= Problem description =
Write the listing out again word for word, skipping each picture.

---- Data in this exercise

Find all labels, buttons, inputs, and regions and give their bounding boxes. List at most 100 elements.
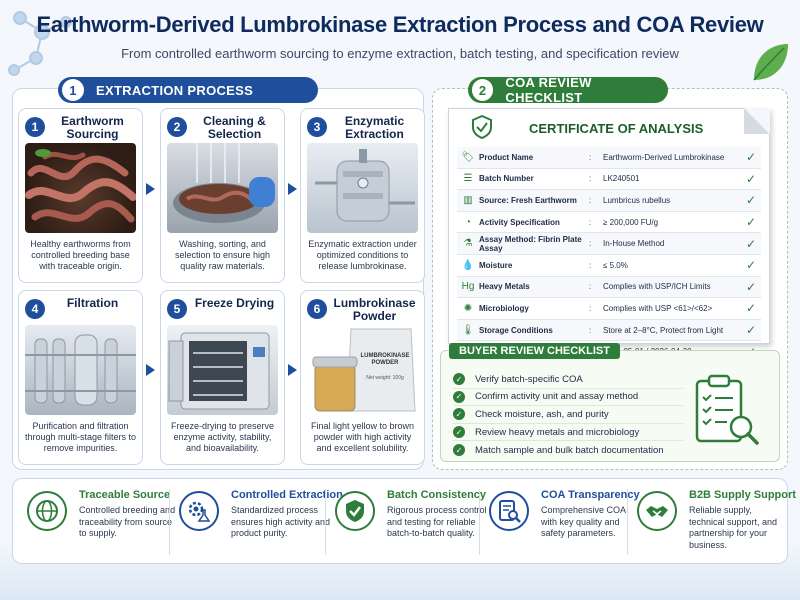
step-description: Purification and filtration through mult… (24, 421, 137, 453)
pouch-weight: Net weight: 100g (366, 375, 404, 381)
freeze-dryer-illustration (168, 332, 270, 410)
barcode-icon: ▥ (463, 194, 473, 206)
step-description: Freeze-drying to preserve enzyme activit… (170, 421, 275, 453)
arrow-right-icon (146, 364, 155, 376)
page-title: Earthworm-Derived Lumbrokinase Extractio… (36, 12, 764, 37)
step-filtration: 4 Filtration Purification and filtration… (18, 290, 143, 465)
step-title: Cleaning & Selection (203, 114, 266, 141)
coa-label: Product Name (479, 152, 534, 162)
coa-colon: : (589, 217, 592, 227)
buyer-checklist-item: ✓Match sample and bulk batch documentati… (453, 441, 683, 459)
coa-colon: : (589, 325, 592, 335)
coa-row: 💧Moisture:≤ 5.0%✓ (457, 255, 761, 277)
coa-colon: : (589, 195, 592, 205)
freeze-dryer-image (167, 325, 278, 415)
step-title: Lumbrokinase Powder (333, 296, 416, 323)
step-number: 5 (167, 299, 187, 319)
arrow-right-icon (288, 183, 297, 195)
list-icon: ☰ (463, 173, 473, 185)
coa-value: Lumbricus rubellus (603, 195, 671, 205)
step-number: 2 (167, 117, 187, 137)
certificate-of-analysis: CERTIFICATE OF ANALYSIS 🏷 Product Name: Ea… (448, 108, 770, 363)
feature-divider (479, 489, 480, 555)
coa-row: ◔Activity Specification:≥ 200,000 FU/g✓ (457, 212, 761, 234)
step-description: Healthy earthworms from controlled breed… (30, 239, 131, 271)
feature-divider (325, 489, 326, 555)
step-description: Final light yellow to brown powder with … (310, 421, 415, 453)
coa-section-header: 2 COA REVIEW CHECKLIST (468, 75, 668, 105)
washing-illustration (173, 143, 275, 223)
check-icon: ✓ (745, 193, 757, 208)
page-fold (744, 108, 770, 134)
feature-description: Rigorous process control and testing for… (387, 505, 487, 538)
page-header: Earthworm-Derived Lumbrokinase Extractio… (0, 4, 800, 61)
tag-icon: 🏷 (461, 151, 475, 163)
coa-value: In-House Method (603, 239, 665, 249)
step-freeze-drying: 5 Freeze Drying Freeze-drying to preserv… (160, 290, 285, 465)
step-title: Filtration (66, 296, 119, 310)
coa-label: Source: Fresh Earthworm (479, 195, 577, 205)
flask-icon: ⚗ (463, 238, 473, 250)
coa-label: Assay Method: Fibrin Plate Assay (479, 234, 582, 253)
check-icon: ✓ (745, 323, 757, 338)
washing-image (167, 143, 278, 233)
coa-value: ≤ 5.0% (603, 260, 628, 270)
hg-icon: Hg (461, 281, 475, 293)
feature-title: Controlled Extraction (231, 489, 343, 501)
microbe-icon: ✺ (463, 302, 473, 314)
coa-label: Batch Number (479, 174, 534, 184)
coa-colon: : (589, 303, 592, 313)
check-circle-icon: ✓ (453, 408, 465, 421)
step-cleaning-selection: 2 Cleaning & Selection Washing, sorting,… (160, 108, 285, 283)
extraction-tank-image (307, 143, 418, 233)
feature-title: Traceable Source (79, 489, 171, 501)
feature-title: Batch Consistency (387, 489, 487, 501)
step-description: Enzymatic extraction under optimized con… (308, 239, 417, 271)
section-number: 2 (472, 79, 494, 101)
globe-icon (27, 491, 67, 531)
clipboard-search-icon (695, 374, 759, 445)
check-icon: ✓ (745, 171, 757, 186)
coa-table: 🏷 Product Name: Earthworm-Derived Lumbroki… (457, 147, 761, 363)
section-label: EXTRACTION PROCESS (96, 82, 254, 98)
powder-product-image: LUMBROKINASE POWDER Net weight: 100g (307, 325, 418, 415)
buyer-checklist-item: ✓Review heavy metals and microbiology (453, 424, 683, 442)
check-icon: ✓ (745, 150, 757, 165)
tank-illustration (315, 149, 415, 222)
arrow-right-icon (288, 364, 297, 376)
feature-description: Reliable supply, technical support, and … (689, 505, 778, 550)
filtration-image (25, 325, 136, 415)
coa-value: ≥ 200,000 FU/g (603, 217, 659, 227)
coa-row: ⚗ Assay Method: Fibrin Plate Assay: In-Hou… (457, 233, 761, 255)
section-number: 1 (62, 79, 84, 101)
feature-divider (169, 489, 170, 555)
check-circle-icon: ✓ (453, 373, 465, 386)
check-icon: ✓ (745, 258, 757, 273)
feature-description: Comprehensive COA with key quality and s… (541, 505, 626, 538)
coa-colon: : (589, 152, 592, 162)
coa-row: ☰Batch Number:LK240501✓ (457, 169, 761, 191)
step-number: 1 (25, 117, 45, 137)
coa-value: Store at 2–8°C, Protect from Light (603, 325, 724, 335)
shield-check-icon (335, 491, 375, 531)
extraction-section-header: 1 EXTRACTION PROCESS (58, 77, 318, 103)
coa-label: Heavy Metals (479, 282, 530, 292)
feature-description: Standardized process ensures high activi… (231, 505, 331, 538)
coa-colon: : (589, 282, 592, 292)
feature-title: COA Transparency (541, 489, 640, 501)
earthworms-image (25, 143, 136, 233)
coa-value: Complies with USP/ICH Limits (603, 282, 711, 292)
buyer-item-text: Review heavy metals and microbiology (475, 426, 640, 438)
coa-value: Earthworm-Derived Lumbrokinase (603, 152, 725, 162)
handshake-icon (637, 491, 677, 531)
coa-label: Microbiology (479, 303, 529, 313)
leaf-decoration-icon (753, 44, 788, 81)
shield-check-icon (472, 115, 492, 139)
coa-colon: : (589, 239, 592, 249)
coa-title: CERTIFICATE OF ANALYSIS (529, 121, 704, 136)
check-circle-icon: ✓ (453, 390, 465, 403)
document-search-icon (489, 491, 529, 531)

--------

= Answer to this exercise =
Find all labels, buttons, inputs, and regions and give their bounding boxes. List at most 100 elements.
step-description: Purification and filtration through mult… (24, 421, 137, 453)
pouch-weight: Net weight: 100g (366, 375, 404, 381)
freeze-dryer-illustration (168, 332, 270, 410)
barcode-icon: ▥ (463, 194, 473, 206)
step-description: Freeze-drying to preserve enzyme activit… (170, 421, 275, 453)
arrow-right-icon (146, 364, 155, 376)
page-title: Earthworm-Derived Lumbrokinase Extractio… (36, 12, 764, 37)
step-filtration: 4 Filtration Purification and filtration… (18, 290, 143, 465)
step-title: Cleaning & Selection (203, 114, 266, 141)
coa-label: Product Name (479, 152, 534, 162)
coa-colon: : (589, 217, 592, 227)
buyer-checklist-item: ✓Match sample and bulk batch documentati… (453, 441, 683, 459)
coa-colon: : (589, 325, 592, 335)
coa-row: 💧Moisture:≤ 5.0%✓ (457, 255, 761, 277)
coa-colon: : (589, 195, 592, 205)
freeze-dryer-image (167, 325, 278, 415)
step-title: Lumbrokinase Powder (333, 296, 416, 323)
step-number: 5 (167, 299, 187, 319)
arrow-right-icon (288, 183, 297, 195)
list-icon: ☰ (463, 173, 473, 185)
coa-value: Lumbricus rubellus (603, 195, 671, 205)
step-number: 2 (167, 117, 187, 137)
certificate-of-analysis: CERTIFICATE OF ANALYSIS 🏷 Product Name: Ea… (448, 108, 770, 363)
feature-divider (479, 489, 480, 555)
coa-row: ◔Activity Specification:≥ 200,000 FU/g✓ (457, 212, 761, 234)
step-description: Healthy earthworms from controlled breed… (30, 239, 131, 271)
feature-divider (325, 489, 326, 555)
step-description: Final light yellow to brown powder with … (310, 421, 415, 453)
coa-section-header: 2 COA REVIEW CHECKLIST (468, 75, 668, 105)
washing-illustration (173, 143, 275, 223)
check-icon: ✓ (745, 193, 757, 208)
page-fold (744, 108, 770, 134)
feature-description: Rigorous process control and testing for… (387, 505, 487, 538)
page-header: Earthworm-Derived Lumbrokinase Extractio… (0, 4, 800, 61)
tag-icon: 🏷 (461, 151, 475, 163)
coa-value: In-House Method (603, 239, 665, 249)
step-freeze-drying: 5 Freeze Drying Freeze-drying to preserv… (160, 290, 285, 465)
step-title: Filtration (66, 296, 119, 310)
coa-label: Source: Fresh Earthworm (479, 195, 577, 205)
flask-icon: ⚗ (463, 238, 473, 250)
coa-label: Assay Method: Fibrin Plate Assay (479, 234, 582, 253)
check-icon: ✓ (745, 323, 757, 338)
washing-image (167, 143, 278, 233)
coa-value: ≤ 5.0% (603, 260, 628, 270)
hg-icon: Hg (461, 281, 475, 293)
feature-title: Controlled Extraction (231, 489, 343, 501)
microbe-icon: ✺ (463, 302, 473, 314)
coa-label: Batch Number (479, 174, 534, 184)
coa-colon: : (589, 303, 592, 313)
check-circle-icon: ✓ (453, 408, 465, 421)
step-cleaning-selection: 2 Cleaning & Selection Washing, sorting,… (160, 108, 285, 283)
extraction-tank-image (307, 143, 418, 233)
feature-title: Traceable Source (79, 489, 171, 501)
feature-title: Batch Consistency (387, 489, 487, 501)
step-description: Enzymatic extraction under optimized con… (308, 239, 417, 271)
section-number: 2 (472, 79, 494, 101)
globe-icon (27, 491, 67, 531)
clipboard-search-icon (695, 374, 759, 445)
check-icon: ✓ (745, 171, 757, 186)
coa-table: 🏷 Product Name: Earthworm-Derived Lumbroki… (457, 147, 761, 363)
section-label: EXTRACTION PROCESS (96, 82, 254, 98)
powder-product-image: LUMBROKINASE POWDER Net weight: 100g (307, 325, 418, 415)
buyer-checklist-item: ✓Review heavy metals and microbiology (453, 424, 683, 442)
check-icon: ✓ (745, 150, 757, 165)
tank-illustration (315, 149, 415, 222)
arrow-right-icon (288, 364, 297, 376)
feature-description: Reliable supply, technical support, and … (689, 505, 778, 550)
filtration-image (25, 325, 136, 415)
coa-value: ≥ 200,000 FU/g (603, 217, 659, 227)
coa-row: ⚗ Assay Method: Fibrin Plate Assay: In-Hou… (457, 233, 761, 255)
section-number: 1 (62, 79, 84, 101)
feature-divider (169, 489, 170, 555)
check-circle-icon: ✓ (453, 373, 465, 386)
check-icon: ✓ (745, 258, 757, 273)
feature-description: Comprehensive COA with key quality and s… (541, 505, 626, 538)
coa-colon: : (589, 152, 592, 162)
coa-row: ☰Batch Number:LK240501✓ (457, 169, 761, 191)
step-number: 1 (25, 117, 45, 137)
coa-value: Store at 2–8°C, Protect from Light (603, 325, 724, 335)
shield-check-icon (335, 491, 375, 531)
extraction-section-header: 1 EXTRACTION PROCESS (58, 77, 318, 103)
coa-label: Heavy Metals (479, 282, 530, 292)
feature-description: Standardized process ensures high activi… (231, 505, 331, 538)
coa-colon: : (589, 282, 592, 292)
feature-title: COA Transparency (541, 489, 640, 501)
earthworms-image (25, 143, 136, 233)
coa-value: Complies with USP/ICH Limits (603, 282, 711, 292)
buyer-item-text: Review heavy metals and microbiology (475, 426, 640, 438)
coa-value: Earthworm-Derived Lumbrokinase (603, 152, 725, 162)
handshake-icon (637, 491, 677, 531)
coa-label: Microbiology (479, 303, 529, 313)
leaf-decoration-icon (753, 44, 788, 81)
shield-check-icon (472, 115, 492, 139)
coa-colon: : (589, 239, 592, 249)
coa-title: CERTIFICATE OF ANALYSIS (529, 121, 704, 136)
check-circle-icon: ✓ (453, 390, 465, 403)
document-search-icon (489, 491, 529, 531)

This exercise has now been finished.